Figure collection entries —
start
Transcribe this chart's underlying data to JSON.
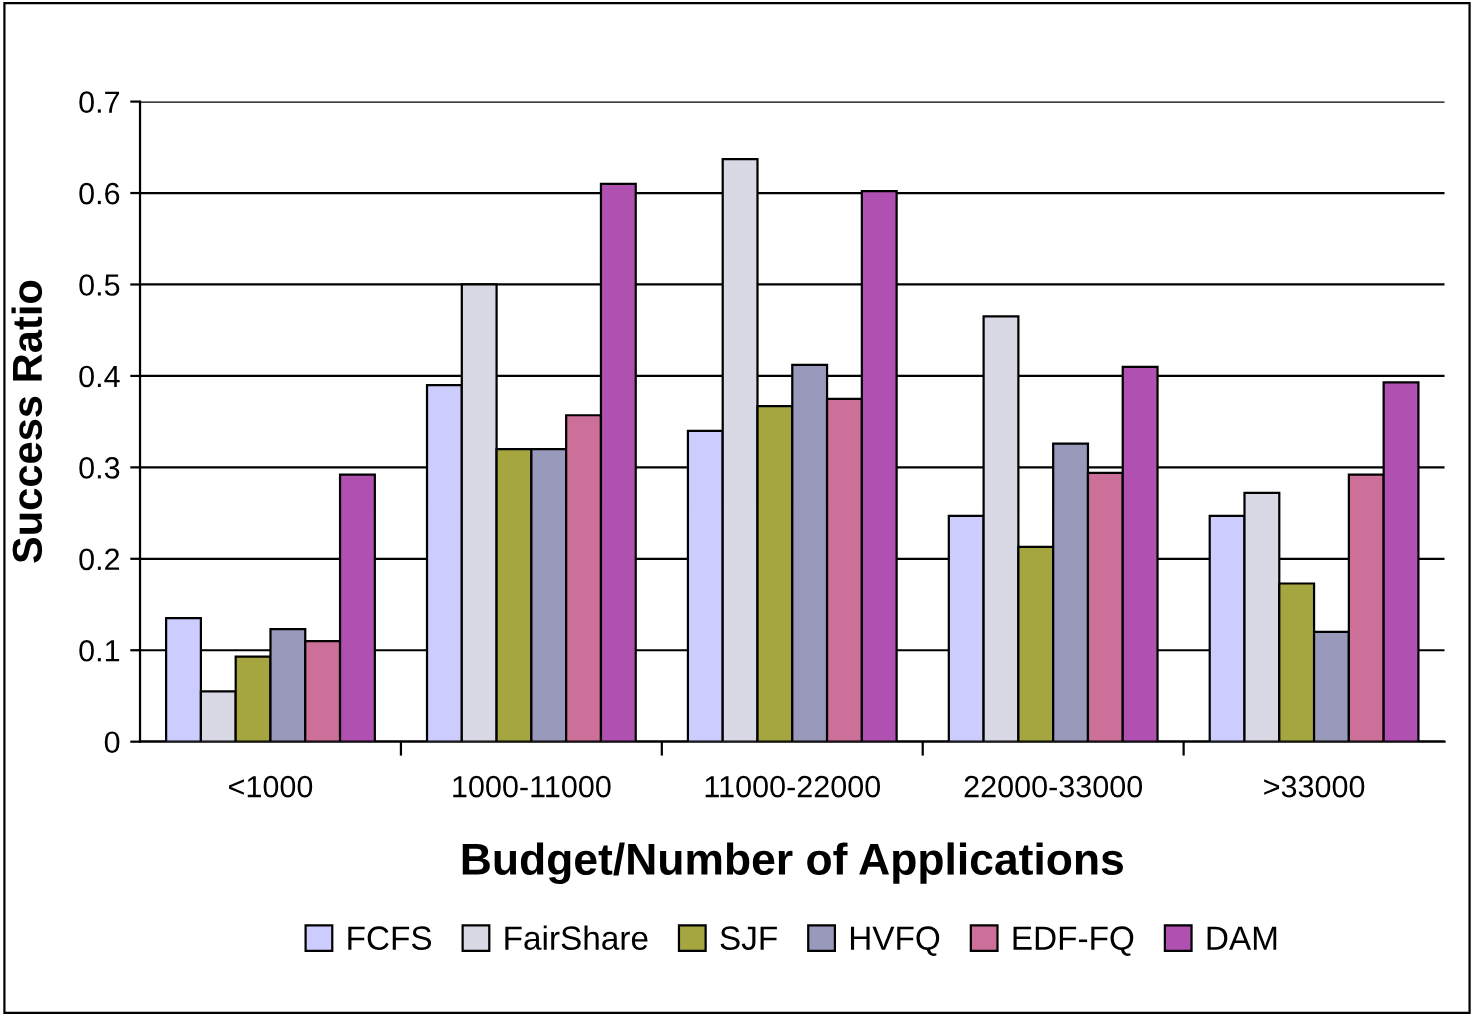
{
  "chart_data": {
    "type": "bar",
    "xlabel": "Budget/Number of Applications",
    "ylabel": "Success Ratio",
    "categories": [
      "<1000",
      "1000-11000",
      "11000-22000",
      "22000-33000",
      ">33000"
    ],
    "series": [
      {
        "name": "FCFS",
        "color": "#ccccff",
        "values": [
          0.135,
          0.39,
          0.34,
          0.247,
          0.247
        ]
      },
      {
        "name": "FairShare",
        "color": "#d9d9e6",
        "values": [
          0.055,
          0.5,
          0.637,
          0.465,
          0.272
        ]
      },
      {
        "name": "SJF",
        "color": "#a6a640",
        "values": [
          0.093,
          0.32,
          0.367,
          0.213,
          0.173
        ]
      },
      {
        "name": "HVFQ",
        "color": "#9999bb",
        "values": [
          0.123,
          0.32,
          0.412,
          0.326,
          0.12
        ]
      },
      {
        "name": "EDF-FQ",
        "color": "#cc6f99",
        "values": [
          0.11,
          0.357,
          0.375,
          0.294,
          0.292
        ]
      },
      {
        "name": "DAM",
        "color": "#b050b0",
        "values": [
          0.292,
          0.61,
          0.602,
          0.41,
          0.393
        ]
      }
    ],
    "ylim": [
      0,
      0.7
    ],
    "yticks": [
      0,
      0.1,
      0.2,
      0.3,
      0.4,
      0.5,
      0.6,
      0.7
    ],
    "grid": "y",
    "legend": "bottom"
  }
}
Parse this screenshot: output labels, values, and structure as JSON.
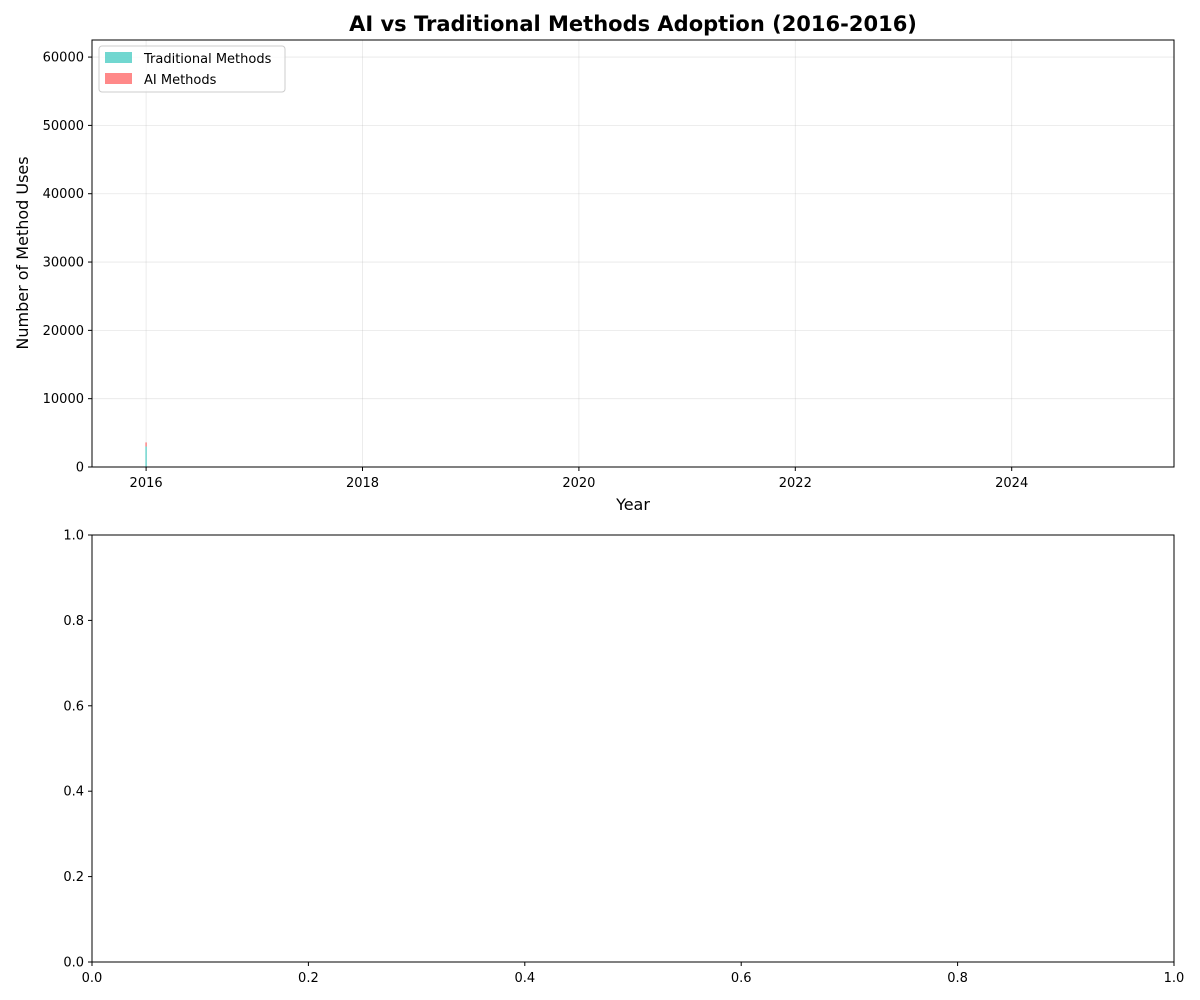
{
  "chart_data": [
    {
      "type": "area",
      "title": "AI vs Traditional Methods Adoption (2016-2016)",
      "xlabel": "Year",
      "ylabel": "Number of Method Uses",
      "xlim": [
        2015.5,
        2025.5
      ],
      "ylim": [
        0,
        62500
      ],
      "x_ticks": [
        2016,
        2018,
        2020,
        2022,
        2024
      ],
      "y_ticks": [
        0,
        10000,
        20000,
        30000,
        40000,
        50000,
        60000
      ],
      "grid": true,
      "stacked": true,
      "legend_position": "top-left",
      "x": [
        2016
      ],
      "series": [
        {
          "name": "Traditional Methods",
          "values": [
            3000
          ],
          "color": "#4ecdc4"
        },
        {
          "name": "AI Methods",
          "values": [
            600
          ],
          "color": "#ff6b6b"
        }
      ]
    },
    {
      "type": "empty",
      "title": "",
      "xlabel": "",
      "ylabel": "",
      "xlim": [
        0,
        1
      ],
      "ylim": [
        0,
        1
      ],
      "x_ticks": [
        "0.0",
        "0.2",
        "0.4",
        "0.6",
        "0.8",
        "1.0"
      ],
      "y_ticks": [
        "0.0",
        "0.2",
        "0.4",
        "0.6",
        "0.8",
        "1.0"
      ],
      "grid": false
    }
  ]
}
end
start
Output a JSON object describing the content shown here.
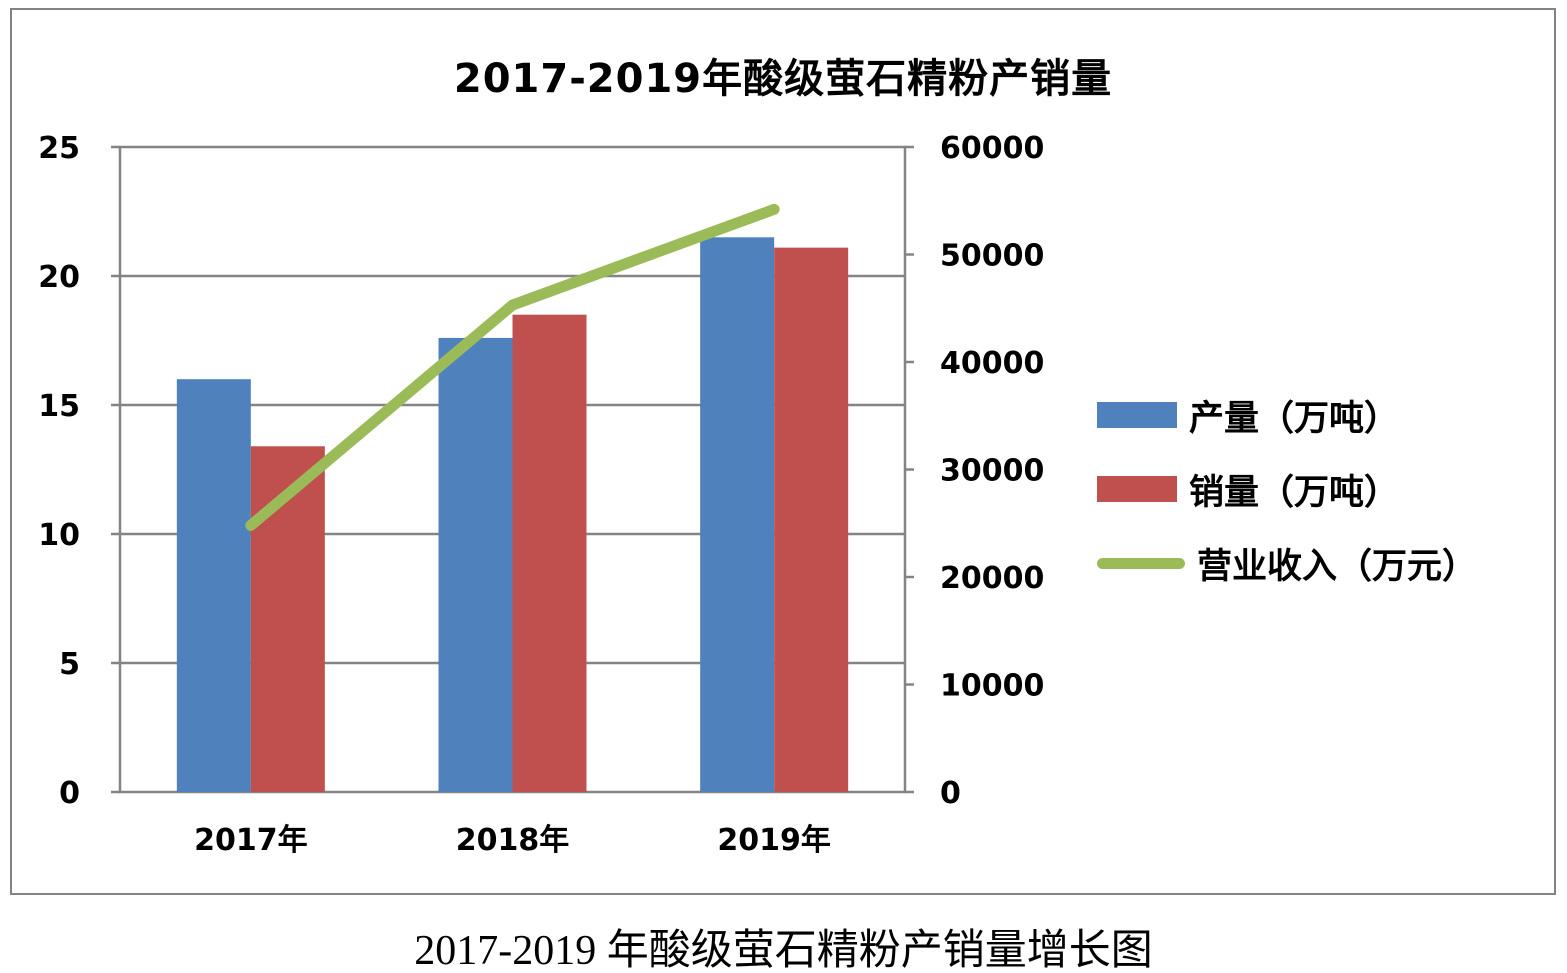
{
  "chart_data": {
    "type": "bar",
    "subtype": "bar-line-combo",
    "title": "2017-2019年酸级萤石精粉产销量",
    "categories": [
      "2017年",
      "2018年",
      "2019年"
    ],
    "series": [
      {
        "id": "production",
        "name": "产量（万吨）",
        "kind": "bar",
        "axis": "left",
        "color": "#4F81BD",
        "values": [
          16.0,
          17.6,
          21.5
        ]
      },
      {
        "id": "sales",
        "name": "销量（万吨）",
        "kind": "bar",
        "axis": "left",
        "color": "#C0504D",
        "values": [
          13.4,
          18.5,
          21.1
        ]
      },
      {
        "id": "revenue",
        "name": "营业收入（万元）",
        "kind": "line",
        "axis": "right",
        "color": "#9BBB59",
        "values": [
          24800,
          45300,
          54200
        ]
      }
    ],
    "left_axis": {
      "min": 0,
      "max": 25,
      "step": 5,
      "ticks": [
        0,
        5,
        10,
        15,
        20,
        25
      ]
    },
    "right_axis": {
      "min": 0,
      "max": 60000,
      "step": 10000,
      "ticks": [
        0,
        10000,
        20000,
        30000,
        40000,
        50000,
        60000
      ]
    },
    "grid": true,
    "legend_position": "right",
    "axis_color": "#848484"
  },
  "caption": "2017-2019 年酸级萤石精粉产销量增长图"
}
end
start
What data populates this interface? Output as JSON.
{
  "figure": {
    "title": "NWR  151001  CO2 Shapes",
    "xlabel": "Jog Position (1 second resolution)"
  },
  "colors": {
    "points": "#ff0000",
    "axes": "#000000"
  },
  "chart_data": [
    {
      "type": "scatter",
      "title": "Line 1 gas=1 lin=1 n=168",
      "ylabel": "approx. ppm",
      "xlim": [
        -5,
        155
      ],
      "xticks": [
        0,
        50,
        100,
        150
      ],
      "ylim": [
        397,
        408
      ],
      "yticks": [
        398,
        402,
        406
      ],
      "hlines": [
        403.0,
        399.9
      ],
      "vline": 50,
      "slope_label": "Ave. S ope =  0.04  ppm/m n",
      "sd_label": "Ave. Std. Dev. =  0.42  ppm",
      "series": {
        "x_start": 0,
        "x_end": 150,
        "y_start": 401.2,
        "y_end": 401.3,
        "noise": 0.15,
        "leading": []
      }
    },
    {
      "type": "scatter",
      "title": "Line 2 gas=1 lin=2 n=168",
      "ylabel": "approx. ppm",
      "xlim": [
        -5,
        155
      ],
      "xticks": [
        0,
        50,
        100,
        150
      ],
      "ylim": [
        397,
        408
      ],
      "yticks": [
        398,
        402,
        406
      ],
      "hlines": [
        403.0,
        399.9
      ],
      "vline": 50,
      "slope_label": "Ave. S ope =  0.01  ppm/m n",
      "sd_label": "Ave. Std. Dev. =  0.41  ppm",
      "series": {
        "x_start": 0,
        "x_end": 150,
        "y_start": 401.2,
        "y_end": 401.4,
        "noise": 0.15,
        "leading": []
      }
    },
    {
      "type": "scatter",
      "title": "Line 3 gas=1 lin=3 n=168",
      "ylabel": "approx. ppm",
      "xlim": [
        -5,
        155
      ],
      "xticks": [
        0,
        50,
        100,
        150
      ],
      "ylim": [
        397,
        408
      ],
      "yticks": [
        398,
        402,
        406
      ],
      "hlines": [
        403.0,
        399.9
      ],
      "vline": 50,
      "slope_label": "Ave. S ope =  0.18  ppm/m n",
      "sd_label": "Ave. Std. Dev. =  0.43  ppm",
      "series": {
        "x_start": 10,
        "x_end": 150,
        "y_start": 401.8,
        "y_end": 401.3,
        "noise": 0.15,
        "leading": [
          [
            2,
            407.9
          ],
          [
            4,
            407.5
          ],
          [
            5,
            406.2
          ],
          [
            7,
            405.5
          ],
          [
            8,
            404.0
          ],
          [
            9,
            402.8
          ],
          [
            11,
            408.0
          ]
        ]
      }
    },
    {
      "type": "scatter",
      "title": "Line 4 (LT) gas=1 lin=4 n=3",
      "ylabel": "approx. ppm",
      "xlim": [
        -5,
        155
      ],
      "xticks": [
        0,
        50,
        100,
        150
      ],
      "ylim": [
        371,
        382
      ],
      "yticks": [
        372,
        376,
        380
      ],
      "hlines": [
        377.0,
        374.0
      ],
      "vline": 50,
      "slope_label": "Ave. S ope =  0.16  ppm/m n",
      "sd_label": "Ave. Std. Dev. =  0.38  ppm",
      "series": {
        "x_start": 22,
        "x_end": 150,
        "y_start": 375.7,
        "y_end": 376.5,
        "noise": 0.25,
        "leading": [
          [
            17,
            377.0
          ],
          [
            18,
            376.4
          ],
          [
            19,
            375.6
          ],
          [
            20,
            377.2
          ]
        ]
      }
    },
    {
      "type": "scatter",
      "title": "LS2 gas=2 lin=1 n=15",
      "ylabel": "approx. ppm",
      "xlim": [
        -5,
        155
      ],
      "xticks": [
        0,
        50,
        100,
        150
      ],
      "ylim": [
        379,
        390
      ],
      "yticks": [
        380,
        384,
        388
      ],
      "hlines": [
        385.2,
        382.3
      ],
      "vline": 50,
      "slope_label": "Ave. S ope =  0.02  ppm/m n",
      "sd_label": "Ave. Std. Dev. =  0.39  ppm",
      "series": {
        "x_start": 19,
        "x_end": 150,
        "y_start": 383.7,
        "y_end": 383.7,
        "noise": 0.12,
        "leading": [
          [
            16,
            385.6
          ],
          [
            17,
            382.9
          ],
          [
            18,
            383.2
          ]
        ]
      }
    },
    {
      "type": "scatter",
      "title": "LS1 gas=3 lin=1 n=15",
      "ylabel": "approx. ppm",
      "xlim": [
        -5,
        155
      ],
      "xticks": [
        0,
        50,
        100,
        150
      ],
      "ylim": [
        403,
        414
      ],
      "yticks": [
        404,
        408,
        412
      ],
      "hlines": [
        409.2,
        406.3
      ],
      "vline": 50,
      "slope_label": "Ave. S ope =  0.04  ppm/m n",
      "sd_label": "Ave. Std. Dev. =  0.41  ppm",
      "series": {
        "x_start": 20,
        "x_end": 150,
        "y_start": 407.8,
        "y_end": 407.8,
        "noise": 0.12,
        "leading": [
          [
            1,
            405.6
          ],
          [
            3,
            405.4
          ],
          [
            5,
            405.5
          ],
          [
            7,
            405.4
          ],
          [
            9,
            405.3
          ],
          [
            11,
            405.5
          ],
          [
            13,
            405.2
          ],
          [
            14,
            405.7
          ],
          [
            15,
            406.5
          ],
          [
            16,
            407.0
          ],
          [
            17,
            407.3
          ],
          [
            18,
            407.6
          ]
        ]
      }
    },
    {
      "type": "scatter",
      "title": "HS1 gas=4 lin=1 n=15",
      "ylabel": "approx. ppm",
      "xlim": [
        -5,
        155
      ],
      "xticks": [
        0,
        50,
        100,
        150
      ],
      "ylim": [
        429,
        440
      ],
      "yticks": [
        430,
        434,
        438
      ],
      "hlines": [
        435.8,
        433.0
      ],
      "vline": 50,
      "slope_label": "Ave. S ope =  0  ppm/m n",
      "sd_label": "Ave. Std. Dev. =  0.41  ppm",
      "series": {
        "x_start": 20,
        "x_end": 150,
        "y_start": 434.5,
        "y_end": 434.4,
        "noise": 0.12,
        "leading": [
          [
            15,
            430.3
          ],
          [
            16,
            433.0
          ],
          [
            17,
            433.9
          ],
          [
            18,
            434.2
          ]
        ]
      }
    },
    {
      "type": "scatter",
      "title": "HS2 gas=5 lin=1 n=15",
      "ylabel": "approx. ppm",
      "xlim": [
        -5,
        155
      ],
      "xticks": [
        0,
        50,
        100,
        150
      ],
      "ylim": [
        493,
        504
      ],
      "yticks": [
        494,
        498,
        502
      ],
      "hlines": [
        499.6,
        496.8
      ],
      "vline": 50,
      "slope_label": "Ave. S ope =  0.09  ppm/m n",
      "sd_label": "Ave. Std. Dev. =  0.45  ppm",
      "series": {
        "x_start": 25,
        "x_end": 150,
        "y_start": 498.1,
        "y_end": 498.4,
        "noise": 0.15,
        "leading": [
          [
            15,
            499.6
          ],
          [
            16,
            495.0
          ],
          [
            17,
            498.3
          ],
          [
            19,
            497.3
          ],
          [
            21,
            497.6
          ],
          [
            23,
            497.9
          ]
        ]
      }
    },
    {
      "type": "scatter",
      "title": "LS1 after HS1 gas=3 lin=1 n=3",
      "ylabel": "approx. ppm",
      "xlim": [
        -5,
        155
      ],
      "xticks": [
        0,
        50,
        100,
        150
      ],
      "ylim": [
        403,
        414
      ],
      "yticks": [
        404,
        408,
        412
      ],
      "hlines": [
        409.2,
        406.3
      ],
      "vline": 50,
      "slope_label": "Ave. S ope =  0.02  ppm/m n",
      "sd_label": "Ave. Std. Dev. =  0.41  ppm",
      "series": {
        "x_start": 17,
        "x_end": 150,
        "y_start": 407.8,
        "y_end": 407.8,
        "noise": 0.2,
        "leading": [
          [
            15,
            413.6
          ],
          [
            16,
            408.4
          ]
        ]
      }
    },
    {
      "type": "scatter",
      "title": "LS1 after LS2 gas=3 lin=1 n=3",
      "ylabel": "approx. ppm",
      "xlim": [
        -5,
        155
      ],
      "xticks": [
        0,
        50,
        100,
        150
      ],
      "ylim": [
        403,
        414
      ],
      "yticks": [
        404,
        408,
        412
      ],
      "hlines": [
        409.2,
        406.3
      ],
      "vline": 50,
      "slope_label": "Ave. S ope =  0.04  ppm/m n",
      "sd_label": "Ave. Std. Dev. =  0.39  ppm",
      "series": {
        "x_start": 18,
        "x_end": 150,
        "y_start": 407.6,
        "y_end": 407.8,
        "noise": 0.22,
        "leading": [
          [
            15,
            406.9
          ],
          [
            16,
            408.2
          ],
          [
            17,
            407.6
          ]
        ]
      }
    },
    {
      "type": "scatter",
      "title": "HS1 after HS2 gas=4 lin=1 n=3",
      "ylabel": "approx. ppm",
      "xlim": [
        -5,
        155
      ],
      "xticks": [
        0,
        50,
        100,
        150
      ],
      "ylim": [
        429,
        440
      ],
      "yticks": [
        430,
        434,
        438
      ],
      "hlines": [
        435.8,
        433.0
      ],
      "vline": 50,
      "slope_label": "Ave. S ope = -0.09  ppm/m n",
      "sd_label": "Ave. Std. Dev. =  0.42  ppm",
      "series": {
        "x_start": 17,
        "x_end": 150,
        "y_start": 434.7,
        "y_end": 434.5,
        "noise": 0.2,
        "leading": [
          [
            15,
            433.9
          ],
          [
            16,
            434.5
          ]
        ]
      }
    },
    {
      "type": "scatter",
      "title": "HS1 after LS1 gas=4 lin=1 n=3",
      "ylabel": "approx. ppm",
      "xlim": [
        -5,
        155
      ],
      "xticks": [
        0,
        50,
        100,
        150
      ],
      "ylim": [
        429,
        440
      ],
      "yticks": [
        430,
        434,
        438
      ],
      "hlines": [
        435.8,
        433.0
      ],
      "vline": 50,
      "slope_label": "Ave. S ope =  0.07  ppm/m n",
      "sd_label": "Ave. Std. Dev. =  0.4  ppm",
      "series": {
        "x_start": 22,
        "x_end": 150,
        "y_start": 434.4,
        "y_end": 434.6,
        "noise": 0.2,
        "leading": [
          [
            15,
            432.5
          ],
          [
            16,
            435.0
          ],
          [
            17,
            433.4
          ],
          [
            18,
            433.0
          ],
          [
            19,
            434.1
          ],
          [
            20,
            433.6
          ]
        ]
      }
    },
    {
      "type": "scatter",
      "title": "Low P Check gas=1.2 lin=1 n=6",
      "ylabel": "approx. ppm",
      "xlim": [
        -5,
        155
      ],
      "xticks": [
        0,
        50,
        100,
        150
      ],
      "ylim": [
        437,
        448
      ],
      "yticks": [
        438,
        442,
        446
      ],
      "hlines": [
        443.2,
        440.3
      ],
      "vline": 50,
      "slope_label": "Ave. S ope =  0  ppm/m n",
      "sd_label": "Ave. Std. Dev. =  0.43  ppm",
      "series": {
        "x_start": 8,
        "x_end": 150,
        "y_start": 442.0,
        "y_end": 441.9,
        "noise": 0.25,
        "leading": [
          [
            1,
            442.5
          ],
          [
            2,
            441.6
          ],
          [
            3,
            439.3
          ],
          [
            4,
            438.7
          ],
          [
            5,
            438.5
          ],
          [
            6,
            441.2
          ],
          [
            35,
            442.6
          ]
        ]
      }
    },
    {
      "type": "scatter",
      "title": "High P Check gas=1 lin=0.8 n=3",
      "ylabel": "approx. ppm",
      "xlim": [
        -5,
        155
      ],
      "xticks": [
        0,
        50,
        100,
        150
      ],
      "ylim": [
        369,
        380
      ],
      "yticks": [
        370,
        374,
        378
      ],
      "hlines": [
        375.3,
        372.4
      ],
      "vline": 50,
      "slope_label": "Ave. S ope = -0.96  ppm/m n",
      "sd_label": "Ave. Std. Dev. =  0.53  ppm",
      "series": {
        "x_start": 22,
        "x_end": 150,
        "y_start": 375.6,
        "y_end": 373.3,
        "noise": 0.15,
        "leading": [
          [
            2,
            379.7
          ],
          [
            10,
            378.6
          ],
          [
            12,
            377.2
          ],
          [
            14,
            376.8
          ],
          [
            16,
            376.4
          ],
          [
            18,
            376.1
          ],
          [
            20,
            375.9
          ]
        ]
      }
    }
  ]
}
end
Aim —
Go through the lines above. Select every one that has the string "grid".

Response to the task —
    "grid": "y",
      "grid": true,
      "grid": false
    "grid": true,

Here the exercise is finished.